> [Problem requirements]: Put the lines of the listing below, from the line with "video-brand: vimeo (2475, 1388, 2567, 1423)" up to and including the line with "top-icons[interactable] (337, 46, 409, 72)", into a Markdown table with the columns Row and Entry. Give each line its own numbered row and skip any blank lines.
###
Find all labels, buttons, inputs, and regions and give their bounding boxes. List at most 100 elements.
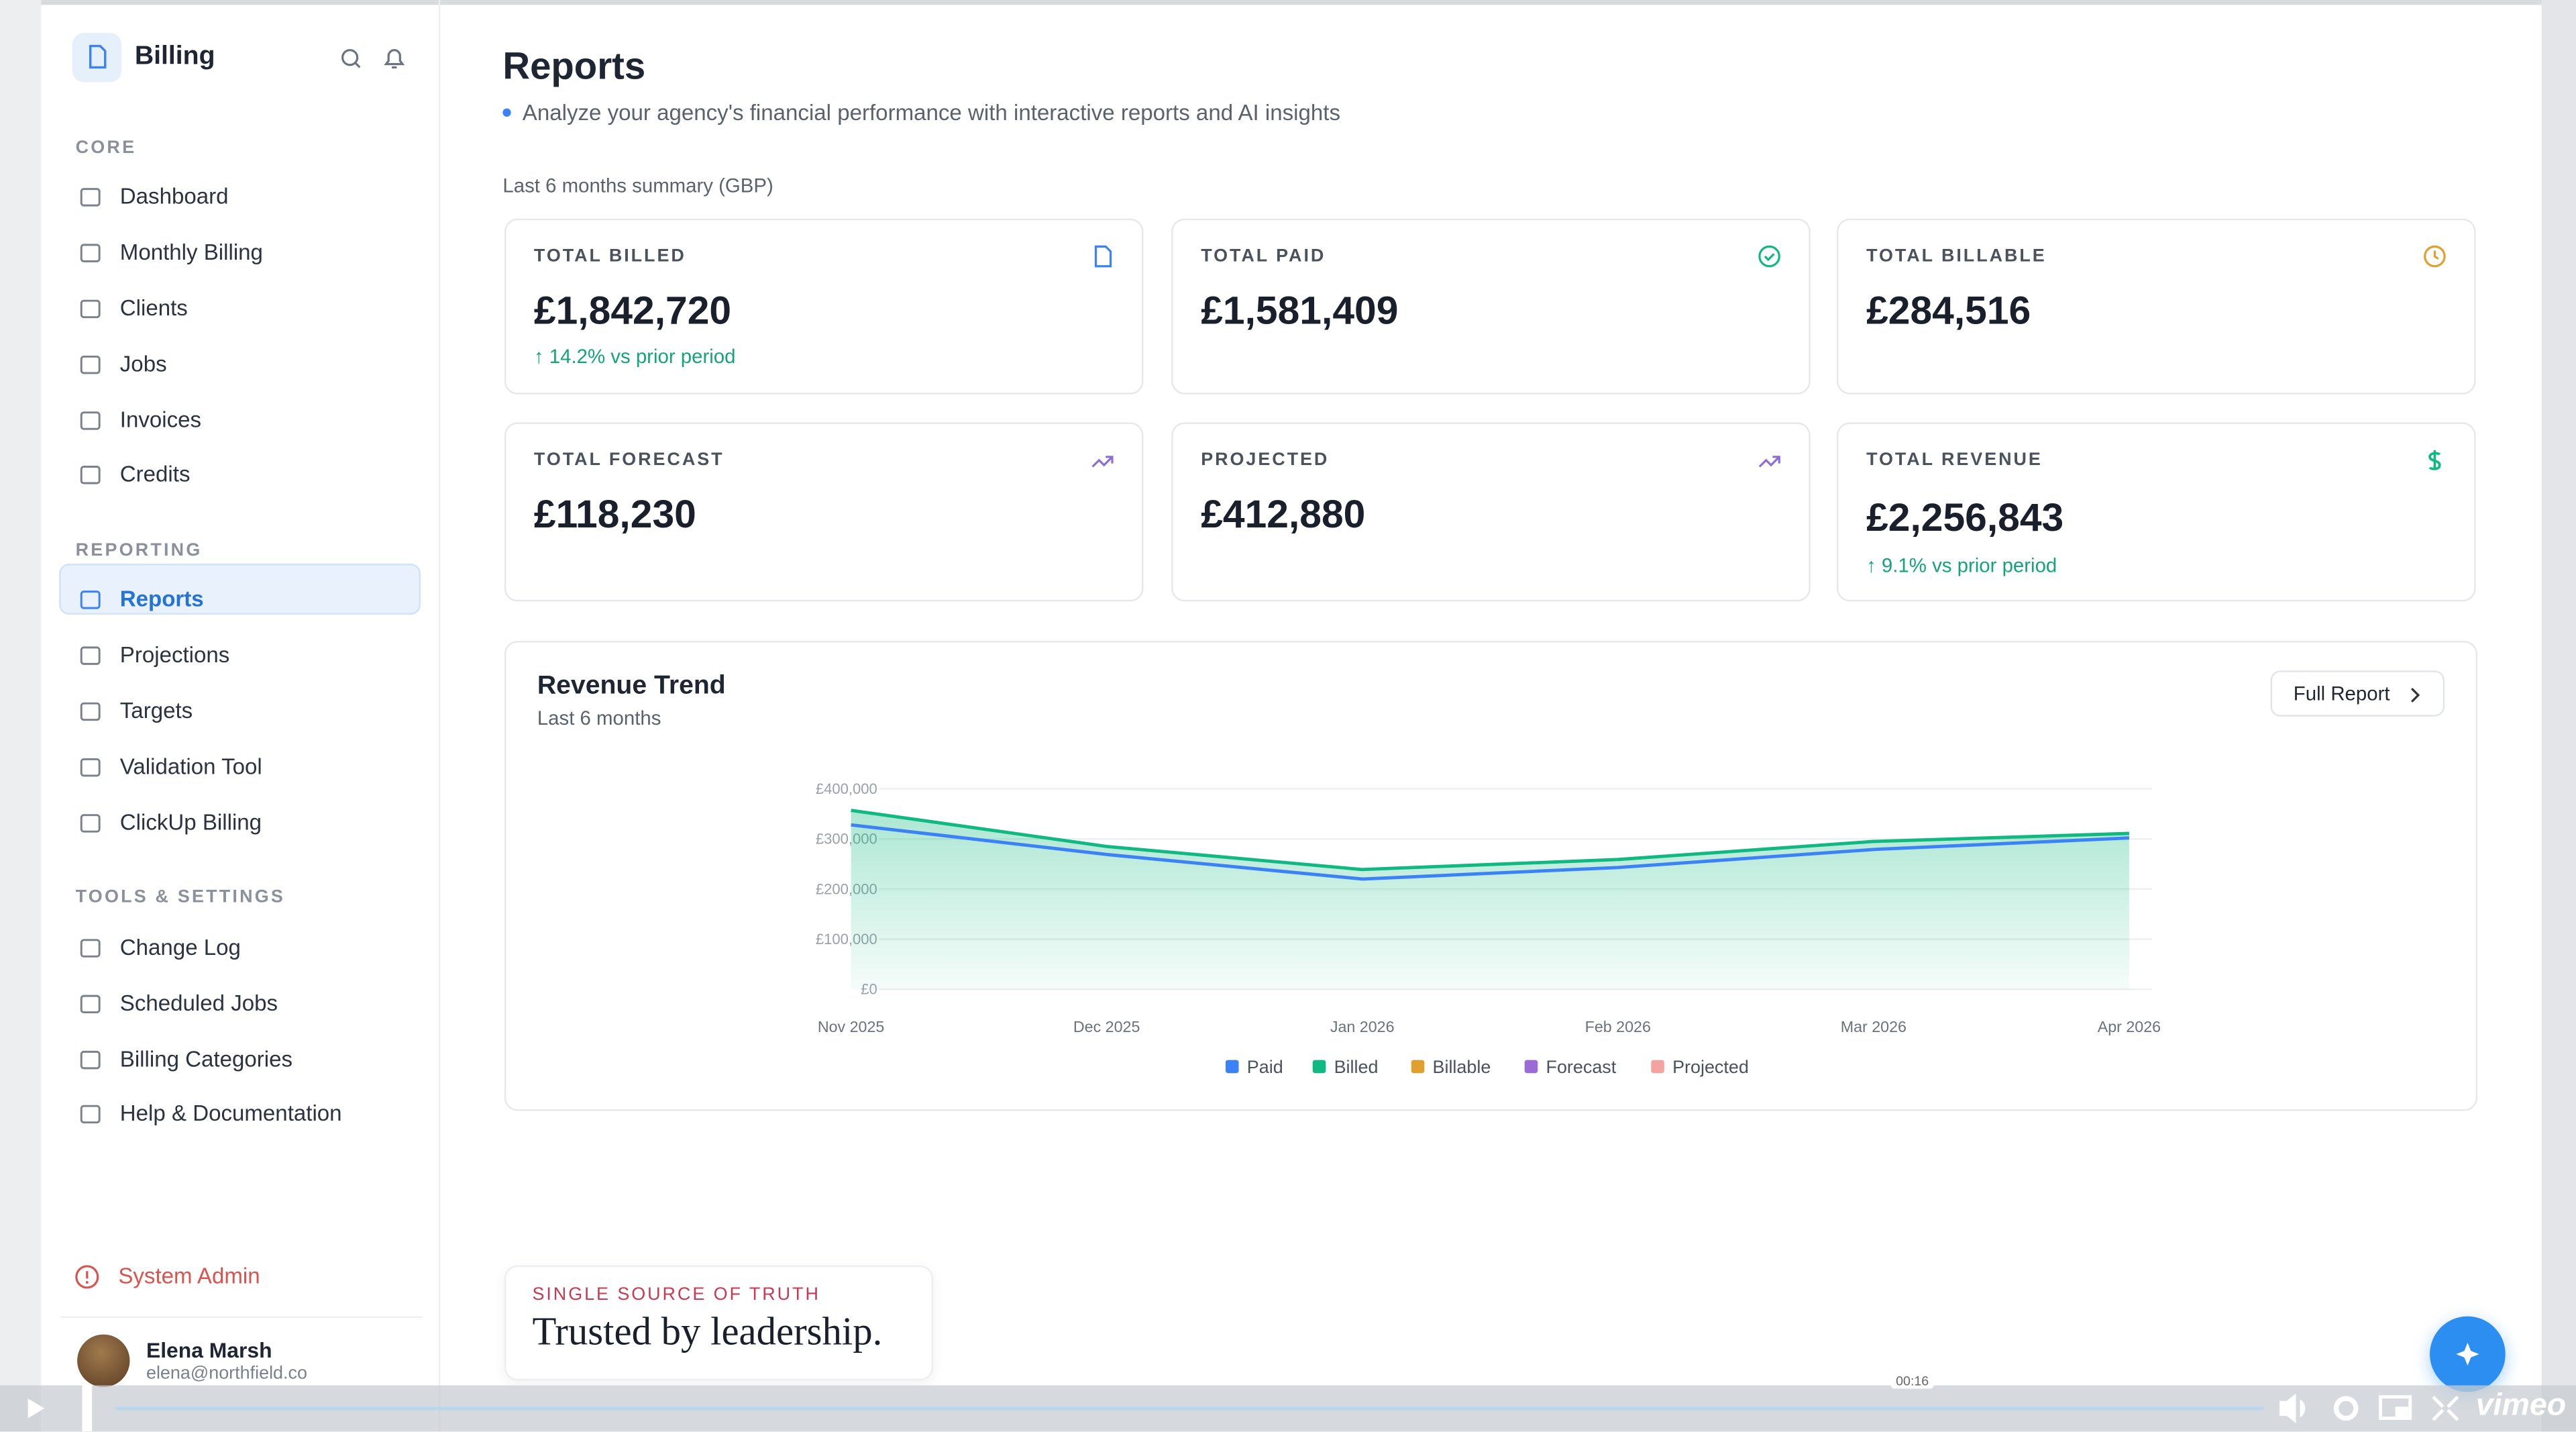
video-brand: vimeo (2475, 1388, 2567, 1423)
legend-swatch (1524, 1060, 1538, 1074)
card-label: TOTAL PAID (1201, 246, 1326, 266)
x-tick-label: Mar 2026 (1841, 1018, 1907, 1035)
nav-item[interactable]: Invoices (119, 407, 202, 433)
button-label[interactable]: Full Report (2293, 682, 2390, 705)
card-icon (1091, 456, 1114, 468)
banner-eyebrow: SINGLE SOURCE OF TRUTH (532, 1285, 820, 1305)
divider (60, 1316, 423, 1319)
nav-item[interactable]: Reports (119, 586, 204, 612)
avatar (77, 1334, 130, 1387)
nav-item[interactable]: Dashboard (119, 184, 229, 209)
card-icon (1758, 456, 1780, 468)
chevron[interactable] (2407, 687, 2423, 703)
nav-icon (80, 702, 101, 721)
legend-label: Paid (1247, 1057, 1283, 1077)
stat-card: TOTAL FORECAST £118,230 (504, 422, 1144, 602)
legend-label: Forecast (1546, 1057, 1617, 1077)
stat-card: TOTAL BILLED £1,842,720 ↑ 14.2% vs prior p… (504, 218, 1144, 395)
brand-name: Billing (134, 42, 215, 71)
x-tick-label: Dec 2025 (1073, 1018, 1140, 1035)
nav-item[interactable]: Change Log (119, 935, 241, 960)
nav-item[interactable]: Help & Documentation (119, 1101, 342, 1126)
bullet (502, 108, 511, 117)
card-value: £284,516 (1866, 289, 2031, 334)
card-value: £1,842,720 (533, 289, 732, 334)
user-email: elena@northfield.co (146, 1364, 308, 1384)
top-icons[interactable] (337, 46, 409, 72)
card-value: £412,880 (1201, 493, 1366, 538)
full-report-button[interactable]: Full Report (2270, 670, 2445, 717)
nav-item[interactable]: Scheduled Jobs (119, 990, 278, 1016)
user-name: Elena Marsh (146, 1337, 272, 1363)
banner-text: Trusted by leadership. (532, 1311, 883, 1354)
card-value: £2,256,843 (1866, 496, 2064, 541)
x-tick-label: Apr 2026 (2098, 1018, 2161, 1035)
legend-swatch (1651, 1060, 1664, 1074)
nav-item[interactable]: Clients (119, 295, 188, 321)
nav-item[interactable]: ClickUp Billing (119, 810, 262, 835)
nav-icon (80, 299, 101, 319)
nav-icon (80, 591, 101, 609)
nav-item[interactable]: Projections (119, 642, 230, 668)
card-label: PROJECTED (1201, 450, 1330, 470)
brand-logo (72, 32, 122, 83)
video-controls[interactable] (0, 1385, 2576, 1432)
nav-item[interactable]: Targets (119, 698, 193, 723)
brand-icon (89, 44, 107, 69)
card-label: TOTAL BILLED (533, 246, 686, 266)
nav-heading: CORE (75, 138, 137, 158)
card-delta: ↑ 9.1% vs prior period (1866, 554, 2057, 577)
nav-item[interactable]: Validation Tool (119, 754, 262, 779)
video-time: 00:16 (1890, 1374, 1934, 1389)
stat-card: PROJECTED £412,880 (1171, 422, 1811, 602)
x-tick-label: Nov 2025 (818, 1018, 885, 1035)
nav-icon (80, 646, 101, 665)
nav-heading: TOOLS & SETTINGS (75, 887, 286, 907)
line (851, 809, 2129, 872)
frame-left (0, 0, 42, 1432)
nav-item[interactable]: Credits (119, 462, 191, 487)
nav-icon (80, 355, 101, 374)
card-icon (2424, 245, 2446, 268)
x-tick-label: Feb 2026 (1585, 1018, 1651, 1035)
nav-icon (80, 411, 101, 430)
stat-card: TOTAL PAID £1,581,409 (1171, 218, 1811, 395)
y-tick-label: £400,000 (816, 780, 877, 797)
nav-item[interactable]: Jobs (119, 352, 167, 376)
nav-icon (80, 994, 101, 1014)
nav-icon (80, 244, 101, 262)
nav-icon (80, 1050, 101, 1070)
banner (504, 1265, 934, 1381)
card-label: TOTAL FORECAST (533, 450, 724, 470)
legend-label: Billed (1334, 1057, 1379, 1077)
frame-right (2541, 0, 2576, 1432)
card-icon (1758, 245, 1780, 268)
summary-label: Last 6 months summary (GBP) (502, 174, 773, 197)
nav-heading: REPORTING (75, 540, 203, 561)
nav-icon (80, 814, 101, 833)
legend-swatch (1225, 1060, 1239, 1074)
x-tick-label: Jan 2026 (1330, 1018, 1395, 1035)
nav-icon (80, 188, 101, 207)
sidebar-border (438, 0, 441, 1432)
chart-panel (504, 641, 2478, 1111)
legend-label: Billable (1433, 1057, 1491, 1077)
nav-item[interactable]: Monthly Billing (119, 240, 263, 265)
admin-icon (75, 1265, 99, 1289)
line (851, 823, 2130, 881)
page-title: Reports (502, 44, 646, 87)
nav-item[interactable]: Billing Categories (119, 1047, 293, 1072)
legend-swatch (1411, 1060, 1425, 1074)
nav-icon (80, 758, 101, 777)
admin-link[interactable]: System Admin (118, 1264, 260, 1289)
legend-label: Projected (1672, 1057, 1749, 1077)
card-value: £118,230 (533, 493, 696, 538)
chart-subtitle: Last 6 months (537, 707, 661, 730)
ai-button[interactable] (2430, 1316, 2506, 1392)
card-icon (1094, 245, 1112, 268)
sparkle-icon[interactable] (2430, 1317, 2506, 1392)
card-delta: ↑ 14.2% vs prior period (533, 345, 736, 368)
nav-icon (80, 939, 101, 958)
frame-top (0, 0, 2576, 5)
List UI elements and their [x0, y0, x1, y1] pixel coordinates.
###
> [Completed task]:
| Row | Entry |
|---|---|
| 1 | video-brand: vimeo (2475, 1388, 2567, 1423) |
| 2 | legend-swatch (1524, 1060, 1538, 1074) |
| 3 | card-label: TOTAL PAID (1201, 246, 1326, 266) |
| 4 | x-tick-label: Mar 2026 (1841, 1018, 1907, 1035) |
| 5 | nav-item[interactable]: Invoices (119, 407, 202, 433) |
| 6 | button-label[interactable]: Full Report (2293, 682, 2390, 705) |
| 7 | card-icon (1091, 456, 1114, 468) |
| 8 | banner-eyebrow: SINGLE SOURCE OF TRUTH (532, 1285, 820, 1305) |
| 9 | divider (60, 1316, 423, 1319) |
| 10 | nav-item[interactable]: Reports (119, 586, 204, 612) |
| 11 | avatar (77, 1334, 130, 1387) |
| 12 | nav-item[interactable]: Dashboard (119, 184, 229, 209) |
| 13 | card-icon (1758, 456, 1780, 468) |
| 14 | chevron[interactable] (2407, 687, 2423, 703) |
| 15 | nav-icon (80, 702, 101, 721) |
| 16 | legend-label: Paid (1247, 1057, 1283, 1077) |
| 17 | stat-card: TOTAL FORECAST £118,230 (504, 422, 1144, 602) |
| 18 | legend-label: Forecast (1546, 1057, 1617, 1077) |
| 19 | stat-card: TOTAL BILLED £1,842,720 ↑ 14.2% vs prior p… (504, 218, 1144, 395) |
| 20 | brand-name: Billing (134, 42, 215, 71) |
| 21 | x-tick-label: Dec 2025 (1073, 1018, 1140, 1035) |
| 22 | nav-item[interactable]: Change Log (119, 935, 241, 960) |
| 23 | nav-item[interactable]: Help & Documentation (119, 1101, 342, 1126) |
| 24 | bullet (502, 108, 511, 117) |
| 25 | card-value: £284,516 (1866, 289, 2031, 334) |
| 26 | card-value: £1,842,720 (533, 289, 732, 334) |
| 27 | user-email: elena@northfield.co (146, 1364, 308, 1384) |
| 28 | top-icons[interactable] (337, 46, 409, 72) |